**Your task**
Single out the lines of the material that contain "Губернатора" and copy them.

**Available data**
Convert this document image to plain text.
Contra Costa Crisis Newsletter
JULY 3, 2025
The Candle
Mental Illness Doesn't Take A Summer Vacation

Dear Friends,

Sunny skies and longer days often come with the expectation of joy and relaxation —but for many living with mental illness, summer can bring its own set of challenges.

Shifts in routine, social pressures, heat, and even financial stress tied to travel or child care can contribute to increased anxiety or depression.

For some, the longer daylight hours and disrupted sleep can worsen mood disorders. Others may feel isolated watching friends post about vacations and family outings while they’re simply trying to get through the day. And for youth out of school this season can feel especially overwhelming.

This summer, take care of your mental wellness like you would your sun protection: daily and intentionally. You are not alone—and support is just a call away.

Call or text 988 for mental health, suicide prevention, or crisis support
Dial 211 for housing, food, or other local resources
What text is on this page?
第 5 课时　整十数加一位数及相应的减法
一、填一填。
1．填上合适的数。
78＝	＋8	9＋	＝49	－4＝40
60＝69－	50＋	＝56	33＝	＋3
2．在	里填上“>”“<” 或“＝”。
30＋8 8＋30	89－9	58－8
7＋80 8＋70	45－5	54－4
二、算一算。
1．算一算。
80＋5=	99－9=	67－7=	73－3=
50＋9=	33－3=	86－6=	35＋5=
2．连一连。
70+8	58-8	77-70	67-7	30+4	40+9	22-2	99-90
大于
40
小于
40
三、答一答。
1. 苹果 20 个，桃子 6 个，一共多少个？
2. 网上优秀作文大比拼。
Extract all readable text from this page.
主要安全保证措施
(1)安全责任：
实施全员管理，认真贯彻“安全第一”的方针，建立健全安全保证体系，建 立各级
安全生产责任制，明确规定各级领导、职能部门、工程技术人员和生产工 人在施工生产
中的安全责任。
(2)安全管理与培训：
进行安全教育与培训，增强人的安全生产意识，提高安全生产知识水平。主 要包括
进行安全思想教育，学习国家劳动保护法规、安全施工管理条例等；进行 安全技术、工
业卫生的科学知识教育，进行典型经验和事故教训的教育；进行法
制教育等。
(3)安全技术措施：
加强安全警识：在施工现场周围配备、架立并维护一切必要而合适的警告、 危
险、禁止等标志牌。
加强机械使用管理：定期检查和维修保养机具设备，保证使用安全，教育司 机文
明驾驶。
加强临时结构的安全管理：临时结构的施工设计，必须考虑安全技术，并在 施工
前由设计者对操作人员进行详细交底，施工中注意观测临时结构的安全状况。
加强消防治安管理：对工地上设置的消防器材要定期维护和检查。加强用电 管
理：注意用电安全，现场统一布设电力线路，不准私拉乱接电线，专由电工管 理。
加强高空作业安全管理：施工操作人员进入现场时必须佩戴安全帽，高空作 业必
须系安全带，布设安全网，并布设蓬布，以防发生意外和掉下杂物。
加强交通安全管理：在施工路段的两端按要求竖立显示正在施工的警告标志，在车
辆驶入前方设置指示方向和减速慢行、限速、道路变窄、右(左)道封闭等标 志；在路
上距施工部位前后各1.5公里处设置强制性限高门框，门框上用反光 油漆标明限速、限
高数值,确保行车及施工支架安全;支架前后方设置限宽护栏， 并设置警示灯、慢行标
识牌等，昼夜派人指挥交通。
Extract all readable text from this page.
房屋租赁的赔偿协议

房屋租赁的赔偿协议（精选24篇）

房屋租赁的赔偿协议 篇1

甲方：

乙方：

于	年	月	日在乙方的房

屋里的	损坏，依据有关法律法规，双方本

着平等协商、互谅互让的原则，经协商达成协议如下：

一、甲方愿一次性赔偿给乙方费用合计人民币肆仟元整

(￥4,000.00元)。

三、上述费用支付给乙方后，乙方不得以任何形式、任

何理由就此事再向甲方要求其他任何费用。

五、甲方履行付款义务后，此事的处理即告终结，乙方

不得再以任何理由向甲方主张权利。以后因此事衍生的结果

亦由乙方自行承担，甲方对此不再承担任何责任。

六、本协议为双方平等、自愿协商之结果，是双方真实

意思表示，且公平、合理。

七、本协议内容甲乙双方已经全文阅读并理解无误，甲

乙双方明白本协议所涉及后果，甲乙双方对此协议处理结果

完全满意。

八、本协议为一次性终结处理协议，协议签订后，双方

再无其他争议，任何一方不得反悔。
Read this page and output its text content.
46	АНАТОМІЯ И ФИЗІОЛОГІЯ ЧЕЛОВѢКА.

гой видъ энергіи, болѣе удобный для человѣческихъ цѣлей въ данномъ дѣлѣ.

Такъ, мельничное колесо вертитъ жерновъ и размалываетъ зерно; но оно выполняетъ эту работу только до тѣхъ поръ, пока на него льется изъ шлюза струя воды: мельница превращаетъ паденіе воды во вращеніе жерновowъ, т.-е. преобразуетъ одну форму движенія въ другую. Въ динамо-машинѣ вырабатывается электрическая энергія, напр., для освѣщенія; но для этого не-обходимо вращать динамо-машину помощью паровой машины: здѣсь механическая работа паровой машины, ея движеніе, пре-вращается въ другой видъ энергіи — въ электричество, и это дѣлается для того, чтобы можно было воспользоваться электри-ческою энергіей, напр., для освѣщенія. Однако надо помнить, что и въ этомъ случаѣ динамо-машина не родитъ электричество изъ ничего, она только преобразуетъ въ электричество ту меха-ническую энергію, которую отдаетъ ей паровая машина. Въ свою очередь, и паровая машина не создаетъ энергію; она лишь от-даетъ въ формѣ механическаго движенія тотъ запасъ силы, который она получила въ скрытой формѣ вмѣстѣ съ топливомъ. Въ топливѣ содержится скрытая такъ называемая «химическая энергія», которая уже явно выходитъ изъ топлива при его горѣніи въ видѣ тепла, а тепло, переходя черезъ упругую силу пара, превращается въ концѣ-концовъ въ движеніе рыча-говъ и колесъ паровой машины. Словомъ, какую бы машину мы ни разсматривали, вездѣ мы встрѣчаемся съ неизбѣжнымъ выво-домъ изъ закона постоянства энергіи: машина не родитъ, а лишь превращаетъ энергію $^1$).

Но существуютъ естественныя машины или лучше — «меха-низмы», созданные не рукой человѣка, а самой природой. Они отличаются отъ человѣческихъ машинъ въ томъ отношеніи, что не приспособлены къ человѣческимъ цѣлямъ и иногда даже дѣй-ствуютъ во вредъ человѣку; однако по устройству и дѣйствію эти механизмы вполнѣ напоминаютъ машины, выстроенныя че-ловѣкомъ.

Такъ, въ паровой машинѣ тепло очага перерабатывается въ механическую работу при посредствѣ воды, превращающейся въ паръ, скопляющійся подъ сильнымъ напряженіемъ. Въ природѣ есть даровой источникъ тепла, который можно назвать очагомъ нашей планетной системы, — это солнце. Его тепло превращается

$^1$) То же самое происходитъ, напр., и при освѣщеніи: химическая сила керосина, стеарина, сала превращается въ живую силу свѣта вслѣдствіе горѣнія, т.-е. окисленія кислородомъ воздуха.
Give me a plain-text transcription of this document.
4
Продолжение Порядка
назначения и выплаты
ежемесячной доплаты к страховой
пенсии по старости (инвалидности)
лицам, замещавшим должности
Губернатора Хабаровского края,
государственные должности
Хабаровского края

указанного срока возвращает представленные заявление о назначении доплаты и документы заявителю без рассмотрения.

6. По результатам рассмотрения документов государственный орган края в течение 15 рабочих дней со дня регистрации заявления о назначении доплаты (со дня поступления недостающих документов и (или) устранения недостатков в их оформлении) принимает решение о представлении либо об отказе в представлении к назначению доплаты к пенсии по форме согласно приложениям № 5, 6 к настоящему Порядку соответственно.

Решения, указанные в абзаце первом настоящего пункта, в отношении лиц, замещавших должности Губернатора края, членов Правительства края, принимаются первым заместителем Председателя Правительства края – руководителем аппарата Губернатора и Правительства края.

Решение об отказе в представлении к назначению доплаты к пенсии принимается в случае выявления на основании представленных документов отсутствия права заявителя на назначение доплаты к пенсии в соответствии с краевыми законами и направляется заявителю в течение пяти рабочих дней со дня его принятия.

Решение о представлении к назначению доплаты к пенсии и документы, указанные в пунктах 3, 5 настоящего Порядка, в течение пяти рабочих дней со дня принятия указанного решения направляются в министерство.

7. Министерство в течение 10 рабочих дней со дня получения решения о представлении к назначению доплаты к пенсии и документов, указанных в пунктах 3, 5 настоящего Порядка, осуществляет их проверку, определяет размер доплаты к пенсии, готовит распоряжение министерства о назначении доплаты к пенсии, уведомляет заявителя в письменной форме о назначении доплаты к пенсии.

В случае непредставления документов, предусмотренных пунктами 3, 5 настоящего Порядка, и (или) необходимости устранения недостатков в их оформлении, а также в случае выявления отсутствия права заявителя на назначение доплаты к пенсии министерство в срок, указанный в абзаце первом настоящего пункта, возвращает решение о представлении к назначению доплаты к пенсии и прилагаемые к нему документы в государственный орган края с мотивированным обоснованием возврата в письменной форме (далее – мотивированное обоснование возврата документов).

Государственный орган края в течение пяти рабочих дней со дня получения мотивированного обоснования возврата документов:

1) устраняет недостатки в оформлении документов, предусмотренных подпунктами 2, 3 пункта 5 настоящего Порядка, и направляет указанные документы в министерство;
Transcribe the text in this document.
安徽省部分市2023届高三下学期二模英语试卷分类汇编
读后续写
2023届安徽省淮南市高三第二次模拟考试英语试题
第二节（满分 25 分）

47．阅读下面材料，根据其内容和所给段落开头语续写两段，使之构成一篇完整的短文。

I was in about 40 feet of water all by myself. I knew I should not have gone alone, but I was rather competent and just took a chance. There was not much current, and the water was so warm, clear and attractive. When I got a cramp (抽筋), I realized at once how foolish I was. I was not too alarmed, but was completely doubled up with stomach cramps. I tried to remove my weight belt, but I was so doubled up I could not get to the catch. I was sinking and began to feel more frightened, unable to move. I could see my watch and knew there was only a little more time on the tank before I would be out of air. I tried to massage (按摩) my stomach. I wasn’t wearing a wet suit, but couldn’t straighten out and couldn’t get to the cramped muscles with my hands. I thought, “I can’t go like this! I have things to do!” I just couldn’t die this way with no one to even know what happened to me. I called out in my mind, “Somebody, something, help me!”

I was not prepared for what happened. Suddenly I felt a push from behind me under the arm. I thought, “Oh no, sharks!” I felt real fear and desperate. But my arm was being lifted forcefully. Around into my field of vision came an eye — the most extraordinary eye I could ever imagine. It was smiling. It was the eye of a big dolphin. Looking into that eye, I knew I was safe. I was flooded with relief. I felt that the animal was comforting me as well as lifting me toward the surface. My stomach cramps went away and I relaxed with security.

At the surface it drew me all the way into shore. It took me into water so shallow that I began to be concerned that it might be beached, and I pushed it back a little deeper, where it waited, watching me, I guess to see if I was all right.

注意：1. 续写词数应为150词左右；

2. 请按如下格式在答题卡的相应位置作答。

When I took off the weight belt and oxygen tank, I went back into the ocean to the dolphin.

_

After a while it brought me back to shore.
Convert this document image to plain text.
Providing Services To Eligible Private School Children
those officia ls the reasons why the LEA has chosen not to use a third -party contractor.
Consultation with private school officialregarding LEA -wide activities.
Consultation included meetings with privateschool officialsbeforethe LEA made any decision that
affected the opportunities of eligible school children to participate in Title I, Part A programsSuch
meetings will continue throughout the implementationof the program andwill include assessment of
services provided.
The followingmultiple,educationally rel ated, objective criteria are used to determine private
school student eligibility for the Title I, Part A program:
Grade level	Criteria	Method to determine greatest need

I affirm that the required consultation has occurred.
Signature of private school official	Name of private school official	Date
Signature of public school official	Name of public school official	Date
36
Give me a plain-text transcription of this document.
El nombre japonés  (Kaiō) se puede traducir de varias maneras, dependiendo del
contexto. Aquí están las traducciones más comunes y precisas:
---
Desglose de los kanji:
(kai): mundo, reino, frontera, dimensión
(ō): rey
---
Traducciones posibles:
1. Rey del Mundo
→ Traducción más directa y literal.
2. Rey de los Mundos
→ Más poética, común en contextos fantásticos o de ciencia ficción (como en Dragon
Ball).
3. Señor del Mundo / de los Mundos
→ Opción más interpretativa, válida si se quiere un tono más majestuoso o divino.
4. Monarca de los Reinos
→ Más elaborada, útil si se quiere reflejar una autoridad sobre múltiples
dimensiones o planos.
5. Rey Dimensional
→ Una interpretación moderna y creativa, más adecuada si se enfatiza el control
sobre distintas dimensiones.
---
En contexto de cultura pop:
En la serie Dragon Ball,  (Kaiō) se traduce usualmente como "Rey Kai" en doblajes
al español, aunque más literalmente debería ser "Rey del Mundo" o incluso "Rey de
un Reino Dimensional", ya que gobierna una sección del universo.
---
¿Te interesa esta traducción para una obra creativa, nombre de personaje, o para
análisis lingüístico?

**Written answer**
Губернатора Хабаровского края,
Решения, указанные в абзаце первом настоящего пункта, в отношении лиц, замещавших должности Губернатора края, членов Правительства края, принимаются первым заместителем Председателя Правительства края – руководителем аппарата Губернатора и Правительства края.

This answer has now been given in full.